**What this task involves**. For the listing underneath, give the count of lines containing the string "JSON" and nothing further.

Figure collection entries
(begin)

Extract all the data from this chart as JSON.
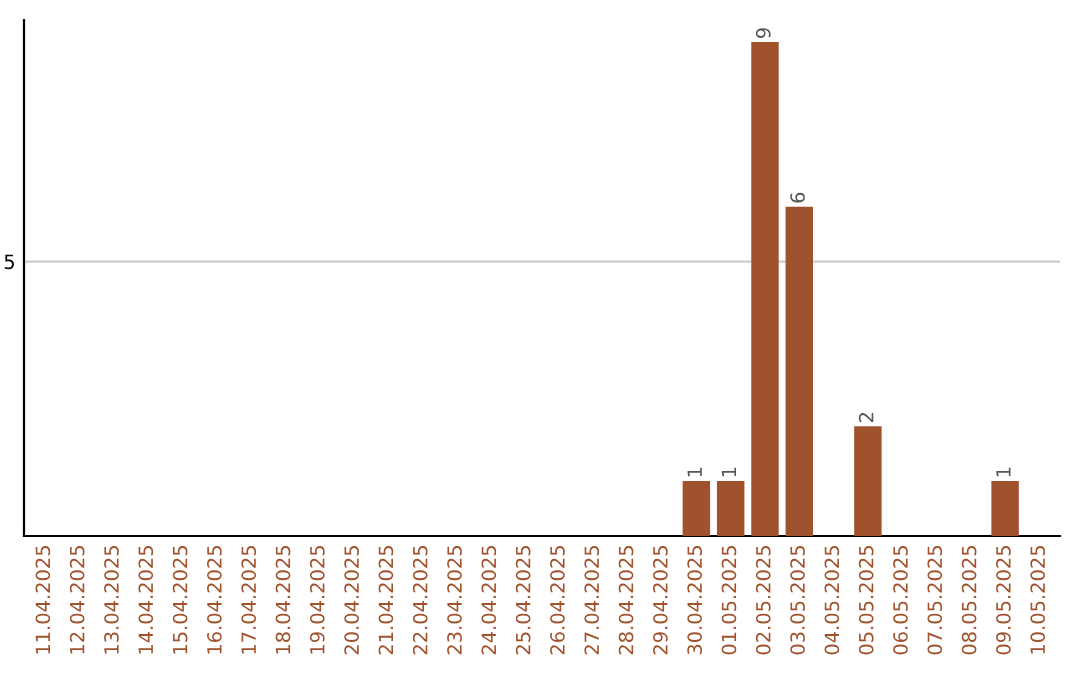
{
  "chart_data": {
    "type": "bar",
    "categories": [
      "11.04.2025",
      "12.04.2025",
      "13.04.2025",
      "14.04.2025",
      "15.04.2025",
      "16.04.2025",
      "17.04.2025",
      "18.04.2025",
      "19.04.2025",
      "20.04.2025",
      "21.04.2025",
      "22.04.2025",
      "23.04.2025",
      "24.04.2025",
      "25.04.2025",
      "26.04.2025",
      "27.04.2025",
      "28.04.2025",
      "29.04.2025",
      "30.04.2025",
      "01.05.2025",
      "02.05.2025",
      "03.05.2025",
      "04.05.2025",
      "05.05.2025",
      "06.05.2025",
      "07.05.2025",
      "08.05.2025",
      "09.05.2025",
      "10.05.2025"
    ],
    "values": [
      null,
      null,
      null,
      null,
      null,
      null,
      null,
      null,
      null,
      null,
      null,
      null,
      null,
      null,
      null,
      null,
      null,
      null,
      null,
      1,
      1,
      9,
      6,
      null,
      2,
      null,
      null,
      null,
      1,
      null
    ],
    "data_labels": true,
    "color": "#a0522d",
    "ylim": [
      0,
      9.4
    ],
    "yticks": [
      5
    ],
    "grid": "y"
  }
}
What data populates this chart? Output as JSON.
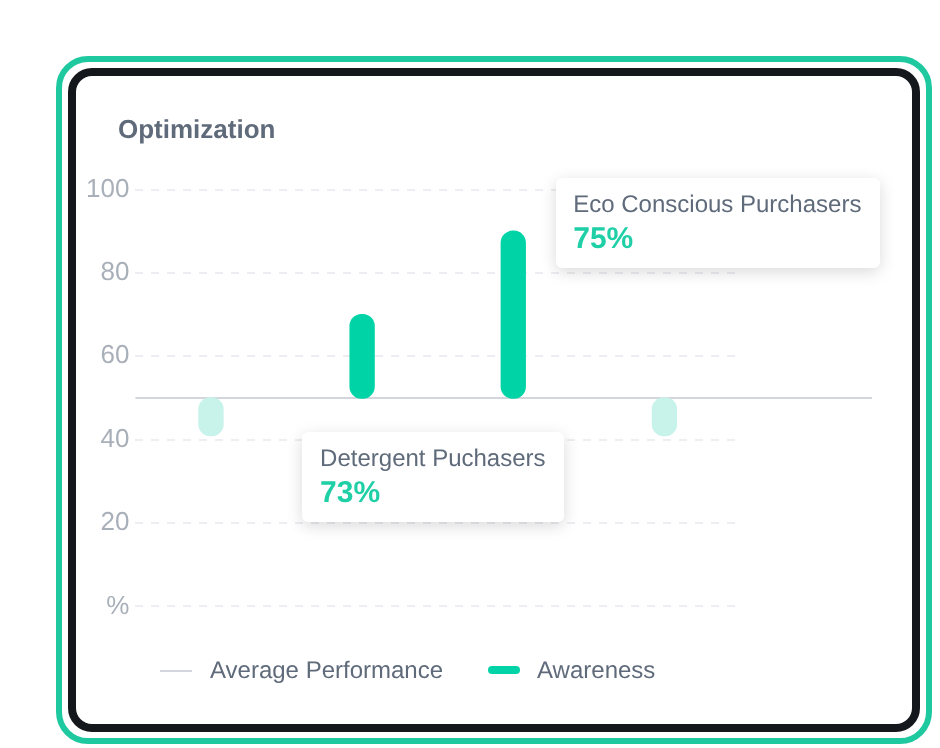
{
  "chart_data": {
    "type": "bar",
    "title": "Optimization",
    "categories": [
      null,
      null,
      null,
      null
    ],
    "series": [
      {
        "name": "Awareness",
        "color": "#00d4a6",
        "colors": [
          "#c8f3ea",
          "#00d4a6",
          "#00d4a6",
          "#c8f3ea"
        ],
        "values": [
          -9,
          20,
          40,
          -9
        ],
        "base": [
          50,
          50,
          50,
          50
        ]
      }
    ],
    "ylim": [
      0,
      100
    ],
    "yticks": [
      {
        "value": 0,
        "label": "%"
      },
      20,
      40,
      60,
      80,
      100
    ],
    "grid": "y",
    "legend": "bottom",
    "ref_lines": [
      {
        "axis": "y",
        "value": 50,
        "label": "Average Performance",
        "color": "#d3d7dd"
      }
    ],
    "annotations": [
      "Detergent Puchasers\n73%",
      "Eco Conscious Purchasers\n75%"
    ]
  }
}
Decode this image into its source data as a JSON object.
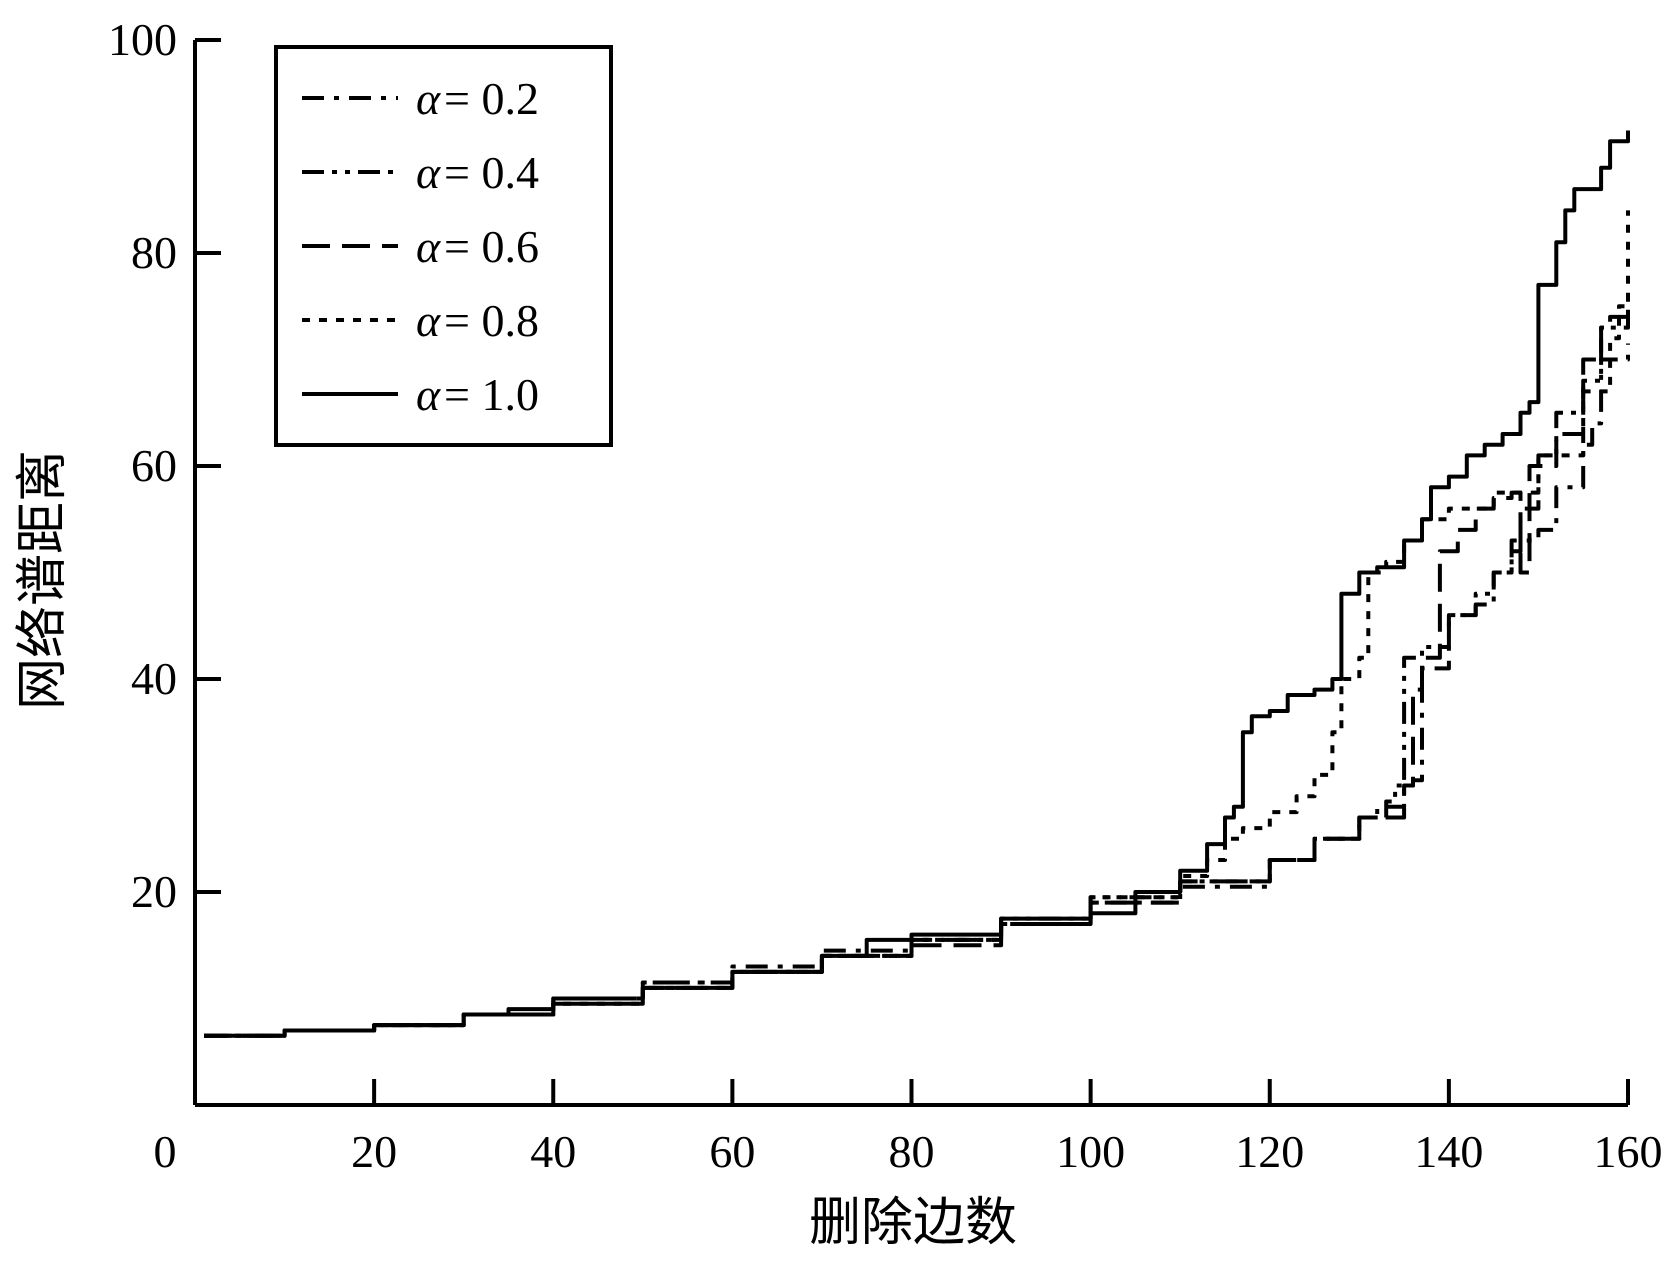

(end)

**Exercise response**. 3